------ ENTRIES
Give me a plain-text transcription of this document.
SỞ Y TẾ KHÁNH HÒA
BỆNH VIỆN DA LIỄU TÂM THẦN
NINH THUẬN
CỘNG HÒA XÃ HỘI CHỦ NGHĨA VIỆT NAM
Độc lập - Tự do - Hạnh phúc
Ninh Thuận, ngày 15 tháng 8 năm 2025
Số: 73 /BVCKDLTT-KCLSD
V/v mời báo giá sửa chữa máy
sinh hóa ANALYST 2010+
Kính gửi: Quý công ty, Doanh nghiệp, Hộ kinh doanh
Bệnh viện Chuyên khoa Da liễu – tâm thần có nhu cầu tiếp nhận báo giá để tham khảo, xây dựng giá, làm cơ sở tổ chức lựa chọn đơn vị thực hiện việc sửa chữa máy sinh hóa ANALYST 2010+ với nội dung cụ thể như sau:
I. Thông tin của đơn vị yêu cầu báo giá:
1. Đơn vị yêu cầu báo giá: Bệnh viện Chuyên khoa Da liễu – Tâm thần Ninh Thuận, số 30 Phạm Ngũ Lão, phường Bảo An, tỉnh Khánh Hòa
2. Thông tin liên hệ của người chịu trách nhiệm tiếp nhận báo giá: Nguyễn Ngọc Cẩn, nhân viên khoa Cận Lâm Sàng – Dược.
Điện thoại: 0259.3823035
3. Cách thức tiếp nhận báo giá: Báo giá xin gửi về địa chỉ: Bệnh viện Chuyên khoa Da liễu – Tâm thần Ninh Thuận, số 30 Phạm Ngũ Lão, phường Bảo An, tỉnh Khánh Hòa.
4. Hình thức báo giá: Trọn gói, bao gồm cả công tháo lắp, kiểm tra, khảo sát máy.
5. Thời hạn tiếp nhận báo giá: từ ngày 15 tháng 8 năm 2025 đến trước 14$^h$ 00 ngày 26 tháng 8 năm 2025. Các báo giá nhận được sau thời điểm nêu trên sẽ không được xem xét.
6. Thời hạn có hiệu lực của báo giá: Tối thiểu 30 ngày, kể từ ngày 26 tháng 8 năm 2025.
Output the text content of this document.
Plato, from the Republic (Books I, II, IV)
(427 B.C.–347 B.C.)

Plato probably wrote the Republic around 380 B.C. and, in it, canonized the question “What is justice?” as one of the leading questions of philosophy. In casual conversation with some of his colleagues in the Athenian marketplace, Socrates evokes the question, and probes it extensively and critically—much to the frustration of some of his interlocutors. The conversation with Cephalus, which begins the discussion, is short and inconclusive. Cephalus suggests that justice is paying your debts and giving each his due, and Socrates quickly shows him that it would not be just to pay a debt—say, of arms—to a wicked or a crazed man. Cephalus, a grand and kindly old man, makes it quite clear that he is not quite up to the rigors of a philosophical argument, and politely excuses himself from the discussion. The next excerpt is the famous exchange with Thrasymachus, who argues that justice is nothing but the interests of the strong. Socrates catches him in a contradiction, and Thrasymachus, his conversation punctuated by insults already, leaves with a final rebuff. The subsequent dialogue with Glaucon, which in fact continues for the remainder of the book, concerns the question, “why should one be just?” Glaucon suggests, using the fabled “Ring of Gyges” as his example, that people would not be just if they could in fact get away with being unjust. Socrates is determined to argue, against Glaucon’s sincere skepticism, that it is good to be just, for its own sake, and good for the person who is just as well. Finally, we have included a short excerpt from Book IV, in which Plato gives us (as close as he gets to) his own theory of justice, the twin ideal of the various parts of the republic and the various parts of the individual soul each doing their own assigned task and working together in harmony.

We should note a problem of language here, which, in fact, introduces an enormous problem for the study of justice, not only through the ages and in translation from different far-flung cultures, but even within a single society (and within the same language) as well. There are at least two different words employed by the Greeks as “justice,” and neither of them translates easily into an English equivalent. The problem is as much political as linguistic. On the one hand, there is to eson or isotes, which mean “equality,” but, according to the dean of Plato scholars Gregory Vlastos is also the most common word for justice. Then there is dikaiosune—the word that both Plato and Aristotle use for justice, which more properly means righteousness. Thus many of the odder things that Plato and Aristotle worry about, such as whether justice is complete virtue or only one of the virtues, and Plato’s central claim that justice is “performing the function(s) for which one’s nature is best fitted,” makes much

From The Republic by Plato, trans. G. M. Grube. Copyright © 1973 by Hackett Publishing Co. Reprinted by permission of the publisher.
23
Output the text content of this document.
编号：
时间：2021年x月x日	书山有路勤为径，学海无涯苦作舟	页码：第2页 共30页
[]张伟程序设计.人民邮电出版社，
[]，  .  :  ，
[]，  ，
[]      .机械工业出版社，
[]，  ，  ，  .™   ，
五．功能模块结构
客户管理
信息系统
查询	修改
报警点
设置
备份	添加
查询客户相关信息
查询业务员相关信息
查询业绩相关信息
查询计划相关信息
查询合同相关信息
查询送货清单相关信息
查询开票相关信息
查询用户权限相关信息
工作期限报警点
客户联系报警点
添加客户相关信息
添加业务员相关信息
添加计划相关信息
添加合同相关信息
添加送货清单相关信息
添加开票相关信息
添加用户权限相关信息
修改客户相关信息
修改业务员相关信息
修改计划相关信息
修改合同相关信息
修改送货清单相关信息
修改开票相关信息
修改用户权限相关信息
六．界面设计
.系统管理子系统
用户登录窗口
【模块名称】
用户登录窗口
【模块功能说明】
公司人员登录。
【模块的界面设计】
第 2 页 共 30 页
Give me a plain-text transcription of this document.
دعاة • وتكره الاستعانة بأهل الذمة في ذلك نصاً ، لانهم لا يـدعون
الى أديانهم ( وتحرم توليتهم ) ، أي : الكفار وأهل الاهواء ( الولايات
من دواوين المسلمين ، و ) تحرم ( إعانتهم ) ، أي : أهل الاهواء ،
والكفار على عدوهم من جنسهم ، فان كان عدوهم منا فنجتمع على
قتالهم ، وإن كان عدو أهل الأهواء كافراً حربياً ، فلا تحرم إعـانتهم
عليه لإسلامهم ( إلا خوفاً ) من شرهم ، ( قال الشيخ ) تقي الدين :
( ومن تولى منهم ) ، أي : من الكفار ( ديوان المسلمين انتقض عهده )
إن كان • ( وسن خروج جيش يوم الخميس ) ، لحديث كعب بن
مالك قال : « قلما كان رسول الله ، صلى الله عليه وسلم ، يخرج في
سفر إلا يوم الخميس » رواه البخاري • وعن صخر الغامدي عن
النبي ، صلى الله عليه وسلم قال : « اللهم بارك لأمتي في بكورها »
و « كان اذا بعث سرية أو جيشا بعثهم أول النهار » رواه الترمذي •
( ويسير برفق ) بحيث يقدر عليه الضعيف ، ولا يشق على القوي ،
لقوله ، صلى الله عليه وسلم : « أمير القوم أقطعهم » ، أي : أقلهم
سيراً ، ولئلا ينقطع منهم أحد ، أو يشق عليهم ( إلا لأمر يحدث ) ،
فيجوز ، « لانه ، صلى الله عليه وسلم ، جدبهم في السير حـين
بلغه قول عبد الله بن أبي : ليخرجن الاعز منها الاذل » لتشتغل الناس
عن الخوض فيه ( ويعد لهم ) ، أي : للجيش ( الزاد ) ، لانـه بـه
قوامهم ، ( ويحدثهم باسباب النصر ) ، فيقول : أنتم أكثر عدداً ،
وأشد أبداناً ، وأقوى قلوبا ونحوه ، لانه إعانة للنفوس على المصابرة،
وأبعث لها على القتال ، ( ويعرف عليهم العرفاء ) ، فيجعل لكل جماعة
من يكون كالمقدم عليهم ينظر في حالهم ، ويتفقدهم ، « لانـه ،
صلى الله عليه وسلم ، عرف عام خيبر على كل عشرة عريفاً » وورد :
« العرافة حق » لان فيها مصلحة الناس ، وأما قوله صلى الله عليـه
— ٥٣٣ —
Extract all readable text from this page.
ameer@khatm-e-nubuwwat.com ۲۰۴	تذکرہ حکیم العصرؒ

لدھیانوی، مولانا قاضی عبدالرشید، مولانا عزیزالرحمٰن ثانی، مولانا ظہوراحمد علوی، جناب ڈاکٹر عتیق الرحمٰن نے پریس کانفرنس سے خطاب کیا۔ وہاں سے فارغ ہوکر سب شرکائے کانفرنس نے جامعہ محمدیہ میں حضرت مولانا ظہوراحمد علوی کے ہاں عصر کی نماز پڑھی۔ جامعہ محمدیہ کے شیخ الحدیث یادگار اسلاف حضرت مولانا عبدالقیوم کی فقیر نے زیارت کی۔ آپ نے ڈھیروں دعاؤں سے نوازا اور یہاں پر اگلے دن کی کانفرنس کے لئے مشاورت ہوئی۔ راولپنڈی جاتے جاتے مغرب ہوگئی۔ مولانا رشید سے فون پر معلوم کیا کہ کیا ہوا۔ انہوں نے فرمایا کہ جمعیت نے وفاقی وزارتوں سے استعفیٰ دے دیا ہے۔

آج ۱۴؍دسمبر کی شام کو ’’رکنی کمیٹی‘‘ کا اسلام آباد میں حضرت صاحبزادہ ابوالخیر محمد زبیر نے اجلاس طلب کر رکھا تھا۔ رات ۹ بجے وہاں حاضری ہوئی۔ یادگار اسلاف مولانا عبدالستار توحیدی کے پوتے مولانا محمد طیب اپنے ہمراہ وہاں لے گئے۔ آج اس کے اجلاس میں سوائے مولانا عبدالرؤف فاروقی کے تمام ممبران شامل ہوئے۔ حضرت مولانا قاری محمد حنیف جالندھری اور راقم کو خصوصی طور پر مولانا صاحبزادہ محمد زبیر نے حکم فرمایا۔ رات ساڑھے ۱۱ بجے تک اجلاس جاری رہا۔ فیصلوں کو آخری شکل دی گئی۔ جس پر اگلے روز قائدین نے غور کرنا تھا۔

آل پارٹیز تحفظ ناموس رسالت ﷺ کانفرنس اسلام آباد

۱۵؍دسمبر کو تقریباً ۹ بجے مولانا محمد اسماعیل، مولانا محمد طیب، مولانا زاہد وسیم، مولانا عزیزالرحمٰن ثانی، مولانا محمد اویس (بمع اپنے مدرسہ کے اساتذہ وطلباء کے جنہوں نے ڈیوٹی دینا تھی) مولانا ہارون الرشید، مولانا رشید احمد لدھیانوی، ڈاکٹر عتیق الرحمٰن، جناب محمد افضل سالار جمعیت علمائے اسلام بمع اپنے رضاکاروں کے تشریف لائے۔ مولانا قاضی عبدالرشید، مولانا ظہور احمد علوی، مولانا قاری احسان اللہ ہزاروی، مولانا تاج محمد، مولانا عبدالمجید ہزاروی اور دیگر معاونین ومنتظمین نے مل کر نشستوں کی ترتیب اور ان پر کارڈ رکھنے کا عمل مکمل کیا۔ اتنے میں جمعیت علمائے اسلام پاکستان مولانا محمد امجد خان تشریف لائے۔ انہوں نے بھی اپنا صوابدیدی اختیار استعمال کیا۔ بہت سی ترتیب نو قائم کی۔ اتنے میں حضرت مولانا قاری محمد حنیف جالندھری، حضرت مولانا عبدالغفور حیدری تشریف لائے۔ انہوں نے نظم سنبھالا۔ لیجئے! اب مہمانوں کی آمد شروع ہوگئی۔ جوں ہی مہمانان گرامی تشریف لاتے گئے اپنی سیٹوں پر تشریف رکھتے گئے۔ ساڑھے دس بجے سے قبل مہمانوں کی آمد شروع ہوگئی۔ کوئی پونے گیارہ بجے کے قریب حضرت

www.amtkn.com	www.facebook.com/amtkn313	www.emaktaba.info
------------
- [AIM]
For the string "رواه", count the lines of the entries above that include it; answer with the number only.

- [FINAL ANSWER]
2